**Given exercise:**
All lines in which the word "color" occurs are to be extracted.

___ Provided entries ___

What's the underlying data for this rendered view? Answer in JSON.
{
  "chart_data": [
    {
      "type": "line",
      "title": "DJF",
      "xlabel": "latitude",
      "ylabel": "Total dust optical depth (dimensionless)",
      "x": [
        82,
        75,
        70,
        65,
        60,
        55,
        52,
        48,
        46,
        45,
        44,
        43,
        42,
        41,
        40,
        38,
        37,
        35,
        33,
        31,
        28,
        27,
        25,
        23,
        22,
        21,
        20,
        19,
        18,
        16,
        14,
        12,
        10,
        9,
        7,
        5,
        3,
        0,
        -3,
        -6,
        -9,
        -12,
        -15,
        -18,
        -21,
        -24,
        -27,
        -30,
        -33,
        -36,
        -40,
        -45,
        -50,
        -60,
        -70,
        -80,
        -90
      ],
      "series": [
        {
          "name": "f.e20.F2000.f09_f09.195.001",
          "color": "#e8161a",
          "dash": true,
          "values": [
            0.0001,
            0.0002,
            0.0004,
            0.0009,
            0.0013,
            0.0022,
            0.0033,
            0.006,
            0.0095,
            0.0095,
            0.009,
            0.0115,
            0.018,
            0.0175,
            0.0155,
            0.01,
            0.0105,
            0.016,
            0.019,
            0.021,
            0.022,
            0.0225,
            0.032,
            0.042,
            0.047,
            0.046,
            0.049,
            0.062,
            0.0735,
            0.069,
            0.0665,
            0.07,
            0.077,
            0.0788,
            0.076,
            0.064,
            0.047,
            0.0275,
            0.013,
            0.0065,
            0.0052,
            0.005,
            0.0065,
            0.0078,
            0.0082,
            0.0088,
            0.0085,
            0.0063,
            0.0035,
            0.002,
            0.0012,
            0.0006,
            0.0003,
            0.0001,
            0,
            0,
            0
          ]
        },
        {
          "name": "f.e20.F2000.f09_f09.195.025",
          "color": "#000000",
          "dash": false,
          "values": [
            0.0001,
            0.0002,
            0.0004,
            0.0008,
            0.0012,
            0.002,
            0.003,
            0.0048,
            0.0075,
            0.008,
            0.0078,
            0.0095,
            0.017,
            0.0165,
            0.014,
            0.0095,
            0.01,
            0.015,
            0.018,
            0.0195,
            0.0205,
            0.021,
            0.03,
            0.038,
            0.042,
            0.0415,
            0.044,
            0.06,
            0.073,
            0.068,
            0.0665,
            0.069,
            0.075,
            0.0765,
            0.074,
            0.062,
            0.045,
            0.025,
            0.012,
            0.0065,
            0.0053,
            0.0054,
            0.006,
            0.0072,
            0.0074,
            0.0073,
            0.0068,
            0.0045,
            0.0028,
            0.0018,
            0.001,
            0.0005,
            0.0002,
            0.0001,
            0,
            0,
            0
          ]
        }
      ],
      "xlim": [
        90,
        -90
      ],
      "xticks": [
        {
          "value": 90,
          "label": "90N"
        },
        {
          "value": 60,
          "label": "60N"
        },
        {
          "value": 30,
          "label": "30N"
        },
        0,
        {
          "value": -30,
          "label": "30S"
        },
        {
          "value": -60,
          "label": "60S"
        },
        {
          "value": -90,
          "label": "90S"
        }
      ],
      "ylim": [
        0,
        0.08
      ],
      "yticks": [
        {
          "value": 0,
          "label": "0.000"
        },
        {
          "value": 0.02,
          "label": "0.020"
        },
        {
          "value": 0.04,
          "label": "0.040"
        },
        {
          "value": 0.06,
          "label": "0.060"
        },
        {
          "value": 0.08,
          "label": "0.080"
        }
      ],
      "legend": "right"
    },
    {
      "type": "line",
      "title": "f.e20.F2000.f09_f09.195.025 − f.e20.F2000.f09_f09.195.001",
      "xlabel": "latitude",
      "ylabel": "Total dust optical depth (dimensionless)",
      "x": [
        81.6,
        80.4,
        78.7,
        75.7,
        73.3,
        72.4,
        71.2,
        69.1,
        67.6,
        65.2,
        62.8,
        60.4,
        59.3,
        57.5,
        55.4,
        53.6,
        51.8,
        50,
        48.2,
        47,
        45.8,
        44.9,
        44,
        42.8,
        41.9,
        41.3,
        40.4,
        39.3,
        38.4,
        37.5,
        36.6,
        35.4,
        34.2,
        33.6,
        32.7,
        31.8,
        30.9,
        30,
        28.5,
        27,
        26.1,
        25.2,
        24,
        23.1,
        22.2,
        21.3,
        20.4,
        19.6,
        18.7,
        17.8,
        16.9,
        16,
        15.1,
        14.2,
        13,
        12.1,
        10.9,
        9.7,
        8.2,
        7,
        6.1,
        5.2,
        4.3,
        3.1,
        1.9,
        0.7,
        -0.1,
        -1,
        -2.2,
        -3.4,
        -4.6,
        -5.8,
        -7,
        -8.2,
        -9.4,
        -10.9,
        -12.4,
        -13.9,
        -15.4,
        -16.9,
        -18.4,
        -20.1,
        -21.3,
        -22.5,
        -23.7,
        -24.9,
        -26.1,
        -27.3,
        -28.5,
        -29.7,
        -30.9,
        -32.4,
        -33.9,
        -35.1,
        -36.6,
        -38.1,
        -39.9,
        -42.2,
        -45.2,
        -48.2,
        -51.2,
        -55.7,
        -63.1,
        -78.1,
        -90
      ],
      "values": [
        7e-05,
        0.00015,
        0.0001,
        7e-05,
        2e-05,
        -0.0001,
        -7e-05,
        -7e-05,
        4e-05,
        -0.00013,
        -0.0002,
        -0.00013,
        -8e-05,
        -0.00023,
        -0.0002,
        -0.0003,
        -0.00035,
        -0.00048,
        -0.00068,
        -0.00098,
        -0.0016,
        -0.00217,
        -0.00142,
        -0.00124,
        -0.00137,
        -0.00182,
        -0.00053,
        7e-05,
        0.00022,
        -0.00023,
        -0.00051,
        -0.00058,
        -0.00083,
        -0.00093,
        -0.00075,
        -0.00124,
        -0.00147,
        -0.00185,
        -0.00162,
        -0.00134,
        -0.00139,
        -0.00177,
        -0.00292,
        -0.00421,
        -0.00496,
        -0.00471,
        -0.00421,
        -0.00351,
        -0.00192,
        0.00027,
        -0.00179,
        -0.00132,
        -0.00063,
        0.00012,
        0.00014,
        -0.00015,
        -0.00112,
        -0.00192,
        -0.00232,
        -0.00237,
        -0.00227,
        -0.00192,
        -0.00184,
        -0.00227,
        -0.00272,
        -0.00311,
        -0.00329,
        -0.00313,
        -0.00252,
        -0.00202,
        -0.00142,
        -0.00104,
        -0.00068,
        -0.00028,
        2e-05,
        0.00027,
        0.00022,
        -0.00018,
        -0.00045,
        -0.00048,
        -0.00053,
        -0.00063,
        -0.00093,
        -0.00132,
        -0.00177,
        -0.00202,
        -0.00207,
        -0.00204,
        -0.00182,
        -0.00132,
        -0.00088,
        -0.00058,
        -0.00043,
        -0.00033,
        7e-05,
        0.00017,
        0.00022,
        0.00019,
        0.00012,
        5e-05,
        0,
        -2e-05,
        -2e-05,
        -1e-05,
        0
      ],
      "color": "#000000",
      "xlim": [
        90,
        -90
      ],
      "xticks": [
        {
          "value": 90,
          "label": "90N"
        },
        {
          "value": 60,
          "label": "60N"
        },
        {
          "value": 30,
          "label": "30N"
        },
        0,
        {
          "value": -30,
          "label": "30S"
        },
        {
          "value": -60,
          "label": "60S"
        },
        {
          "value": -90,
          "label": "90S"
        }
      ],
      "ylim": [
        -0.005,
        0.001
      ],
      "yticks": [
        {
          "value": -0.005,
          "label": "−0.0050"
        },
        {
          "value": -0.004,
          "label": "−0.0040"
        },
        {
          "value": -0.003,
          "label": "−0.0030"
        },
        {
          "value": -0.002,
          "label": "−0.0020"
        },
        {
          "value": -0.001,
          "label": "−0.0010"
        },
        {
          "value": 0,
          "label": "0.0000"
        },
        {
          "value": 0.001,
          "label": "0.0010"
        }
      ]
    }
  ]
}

___

**Expected answer:**
          "color": "#e8161a",
          "color": "#000000",
      "color": "#000000",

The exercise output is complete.